_To be done:_ Set down precisely the lines from the line with "Give me a plain-text" through the end of the material, inclusive, and no pictures.
►
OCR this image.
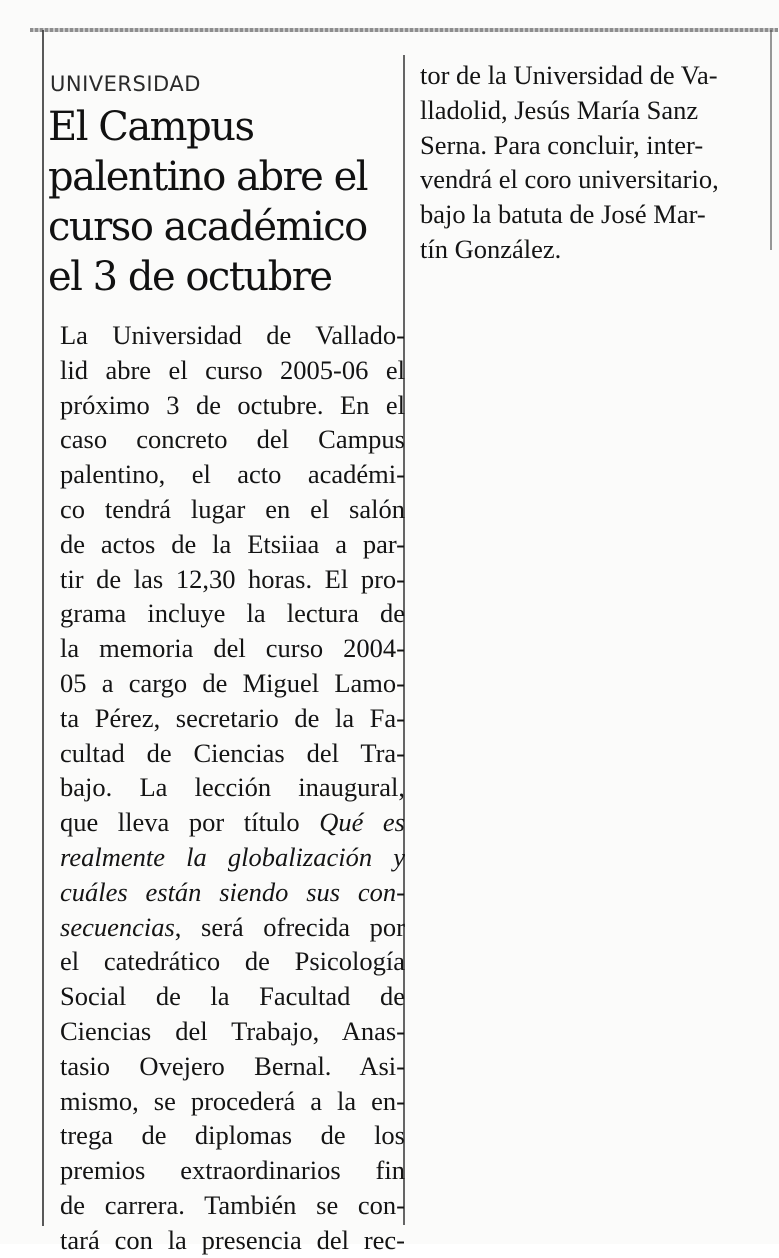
UNIVERSIDAD
El Campus
palentino abre el
curso académico
el 3 de octubre
La Universidad de Vallado-
lid abre el curso 2005-06 el
próximo 3 de octubre. En el
caso concreto del Campus
palentino, el acto académi-
co tendrá lugar en el salón
de actos de la Etsiiaa a par-
tir de las 12,30 horas. El pro-
grama incluye la lectura de
la memoria del curso 2004-
05 a cargo de Miguel Lamo-
ta Pérez, secretario de la Fa-
cultad de Ciencias del Tra-
bajo. La lección inaugural,
que lleva por título Qué es
realmente la globalización y
cuáles están siendo sus con-
secuencias, será ofrecida por
el catedrático de Psicología
Social de la Facultad de
Ciencias del Trabajo, Anas-
tasio Ovejero Bernal. Asi-
mismo, se procederá a la en-
trega de diplomas de los
premios extraordinarios fin
de carrera. También se con-
tará con la presencia del rec-
tor de la Universidad de Va-
lladolid, Jesús María Sanz
Serna. Para concluir, inter-
vendrá el coro universitario,
bajo la batuta de José Mar-
tín González.
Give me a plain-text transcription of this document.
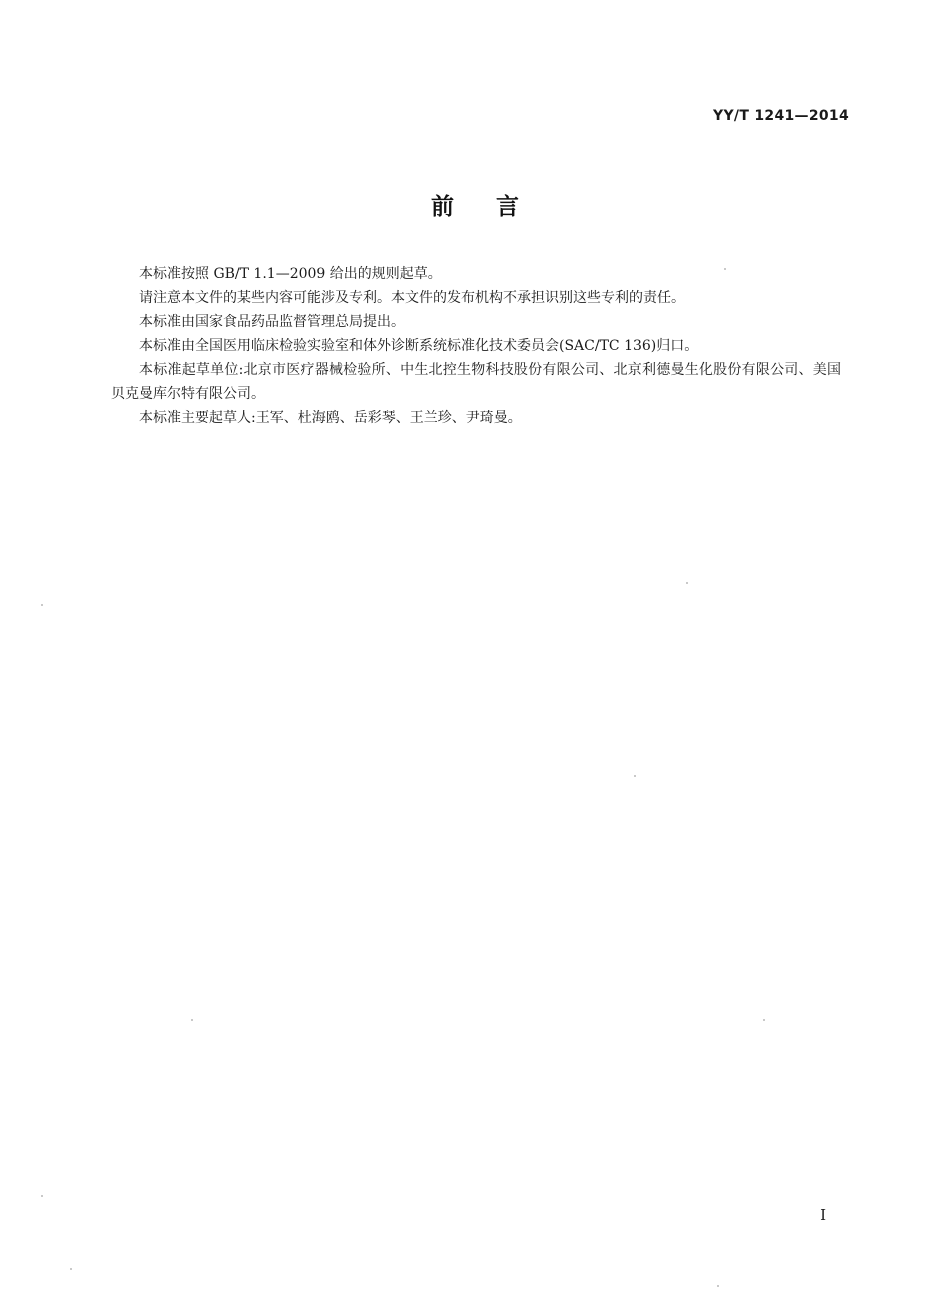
YY/T 1241—2014
前言

本标准按照 GB/T 1.1—2009 给出的规则起草。

请注意本文件的某些内容可能涉及专利。本文件的发布机构不承担识别这些专利的责任。

本标准由国家食品药品监督管理总局提出。

本标准由全国医用临床检验实验室和体外诊断系统标准化技术委员会(SAC/TC 136)归口。

本标准起草单位:北京市医疗器械检验所、中生北控生物科技股份有限公司、北京利德曼生化股份有限公司、美国贝克曼库尔特有限公司。

本标准主要起草人:王军、杜海鸥、岳彩琴、王兰珍、尹琦曼。

I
◄
_Finished task:_
Give me a plain-text transcription of this document.
YY/T 1241—2014
前言

本标准按照 GB/T 1.1—2009 给出的规则起草。

请注意本文件的某些内容可能涉及专利。本文件的发布机构不承担识别这些专利的责任。

本标准由国家食品药品监督管理总局提出。

本标准由全国医用临床检验实验室和体外诊断系统标准化技术委员会(SAC/TC 136)归口。

本标准起草单位:北京市医疗器械检验所、中生北控生物科技股份有限公司、北京利德曼生化股份有限公司、美国贝克曼库尔特有限公司。

本标准主要起草人:王军、杜海鸥、岳彩琴、王兰珍、尹琦曼。

I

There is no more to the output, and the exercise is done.